Instructions for the task
Extract each line from the entries below that has the string "color" in it.

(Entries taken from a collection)

┄┄┄┄┄┄┄┄┄┄

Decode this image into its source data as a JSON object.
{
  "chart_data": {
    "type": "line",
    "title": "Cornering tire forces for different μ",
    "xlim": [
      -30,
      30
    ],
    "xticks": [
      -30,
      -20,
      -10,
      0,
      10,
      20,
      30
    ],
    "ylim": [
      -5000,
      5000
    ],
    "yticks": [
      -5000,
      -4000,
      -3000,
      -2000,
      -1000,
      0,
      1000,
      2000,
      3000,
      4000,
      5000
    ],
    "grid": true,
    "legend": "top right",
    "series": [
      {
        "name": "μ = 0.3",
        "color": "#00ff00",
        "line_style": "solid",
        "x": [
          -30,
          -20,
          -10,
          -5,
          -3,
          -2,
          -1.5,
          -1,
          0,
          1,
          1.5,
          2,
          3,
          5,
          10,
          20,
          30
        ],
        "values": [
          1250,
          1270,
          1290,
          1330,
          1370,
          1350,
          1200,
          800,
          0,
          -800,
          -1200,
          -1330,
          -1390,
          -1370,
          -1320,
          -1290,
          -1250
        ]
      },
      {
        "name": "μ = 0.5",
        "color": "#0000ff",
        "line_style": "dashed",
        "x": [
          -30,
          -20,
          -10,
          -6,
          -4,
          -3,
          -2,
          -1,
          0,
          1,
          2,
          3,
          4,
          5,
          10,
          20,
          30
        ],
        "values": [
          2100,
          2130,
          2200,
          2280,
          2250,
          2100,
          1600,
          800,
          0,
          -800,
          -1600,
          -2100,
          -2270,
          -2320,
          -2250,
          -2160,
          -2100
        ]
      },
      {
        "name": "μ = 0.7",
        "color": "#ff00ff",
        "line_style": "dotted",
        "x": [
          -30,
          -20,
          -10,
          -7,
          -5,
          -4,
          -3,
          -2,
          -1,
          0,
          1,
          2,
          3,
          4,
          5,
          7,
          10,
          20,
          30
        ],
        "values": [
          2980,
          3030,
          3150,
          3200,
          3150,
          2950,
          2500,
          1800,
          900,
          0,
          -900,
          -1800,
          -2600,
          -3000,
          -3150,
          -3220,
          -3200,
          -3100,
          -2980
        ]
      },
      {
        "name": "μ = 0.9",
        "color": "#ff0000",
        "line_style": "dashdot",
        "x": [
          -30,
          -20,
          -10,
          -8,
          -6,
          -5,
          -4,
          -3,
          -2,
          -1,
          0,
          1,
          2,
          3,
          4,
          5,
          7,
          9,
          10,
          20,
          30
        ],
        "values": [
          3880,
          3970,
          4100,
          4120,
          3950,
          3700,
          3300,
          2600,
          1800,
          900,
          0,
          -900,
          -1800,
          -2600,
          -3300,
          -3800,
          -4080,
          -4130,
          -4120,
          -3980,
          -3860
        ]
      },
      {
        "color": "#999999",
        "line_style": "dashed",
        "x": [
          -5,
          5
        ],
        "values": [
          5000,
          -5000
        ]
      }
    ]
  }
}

┄┄┄┄┄┄┄┄┄┄

The result
        "color": "#00ff00",
        "color": "#0000ff",
        "color": "#ff00ff",
        "color": "#ff0000",
        "color": "#999999",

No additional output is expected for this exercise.